§ **Aim**: Using the data below, gather each line that includes the word "value".
☆ ☆ ☆
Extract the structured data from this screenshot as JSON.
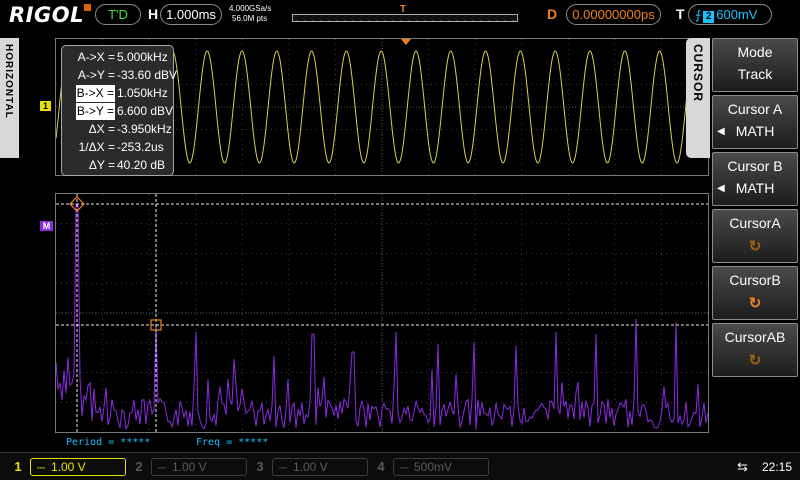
{
  "top_bar": {
    "brand": "RIGOL",
    "run_state": "T'D",
    "horizontal_label": "H",
    "timebase": "1.000ms",
    "sample_rate": "4.000GSa/s",
    "memory_depth": "56.0M pts",
    "delay_label": "D",
    "delay": "0.00000000ps",
    "trigger_label": "T",
    "trigger_edge_icon": "rising-edge-icon",
    "trigger_source": "2",
    "trigger_level": "600mV",
    "colors": {
      "run_state": "#3ee23e",
      "delay": "#f08020",
      "trigger": "#19c2ff"
    }
  },
  "left_tab": {
    "label": "HORIZONTAL"
  },
  "markers": {
    "channel1": "1",
    "math": "M"
  },
  "cursor_readout": {
    "rows": [
      {
        "label": "A->X =",
        "value": "5.000kHz",
        "boxed": false
      },
      {
        "label": "A->Y =",
        "value": "-33.60 dBV",
        "boxed": false
      },
      {
        "label": "B->X =",
        "value": "1.050kHz",
        "boxed": true
      },
      {
        "label": "B->Y =",
        "value": "6.600 dBV",
        "boxed": true
      },
      {
        "label": "ΔX =",
        "value": "-3.950kHz",
        "boxed": false
      },
      {
        "label": "1/ΔX =",
        "value": "-253.2us",
        "boxed": false
      },
      {
        "label": "ΔY =",
        "value": "40.20 dB",
        "boxed": false
      }
    ]
  },
  "measurements": {
    "period": "Period = *****",
    "freq": "Freq = *****"
  },
  "side_menu": {
    "tab_label": "CURSOR",
    "items": [
      {
        "title": "Mode",
        "value": "Track"
      },
      {
        "title": "Cursor A",
        "value": "MATH"
      },
      {
        "title": "Cursor B",
        "value": "MATH"
      },
      {
        "title": "CursorA",
        "knob": "↻"
      },
      {
        "title": "CursorB",
        "knob": "↻"
      },
      {
        "title": "CursorAB",
        "knob": "↻"
      }
    ]
  },
  "status_bar": {
    "channels": [
      {
        "num": "1",
        "scale": "1.00 V",
        "enabled": true
      },
      {
        "num": "2",
        "scale": "1.00 V",
        "enabled": false
      },
      {
        "num": "3",
        "scale": "1.00 V",
        "enabled": false
      },
      {
        "num": "4",
        "scale": "500mV",
        "enabled": false
      }
    ],
    "coupling_icon": "dc-coupling-icon",
    "usb_icon": "usb-icon",
    "clock": "22:15"
  }
}
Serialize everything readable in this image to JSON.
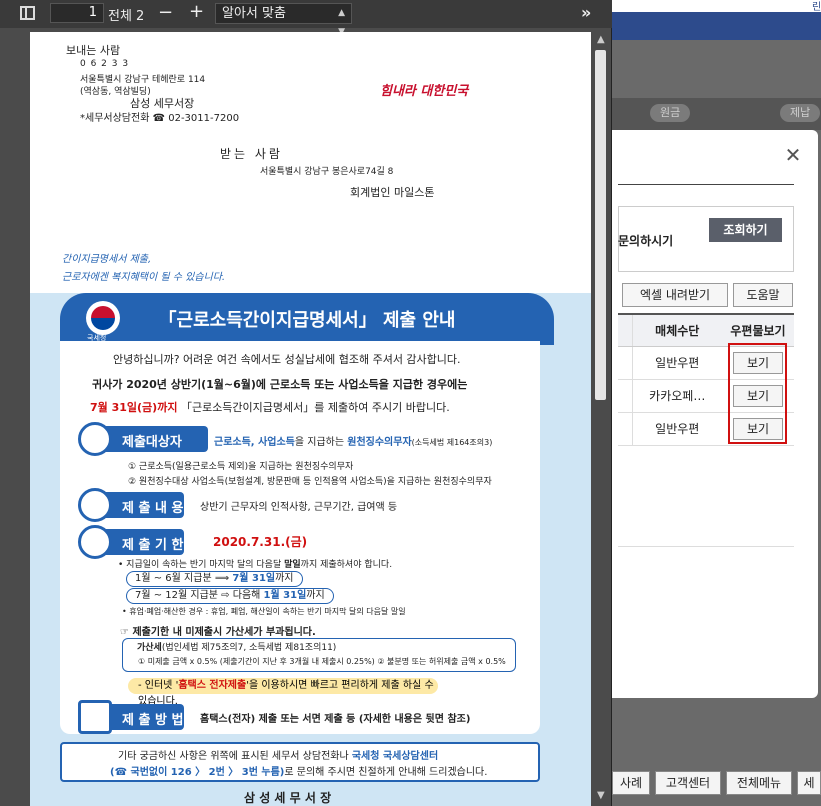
☆ ☆ ☆
§ **Solution for this exercise**:
        "value": "5.000kHz",
        "value": "-33.60 dBV",
        "value": "1.050kHz",
        "value": "6.600 dBV",
        "value": "-3.950kHz",
        "value": "-253.2us",
        "value": "40.20 dB",
        "value": "Track"
        "value": "MATH"
        "value": "MATH"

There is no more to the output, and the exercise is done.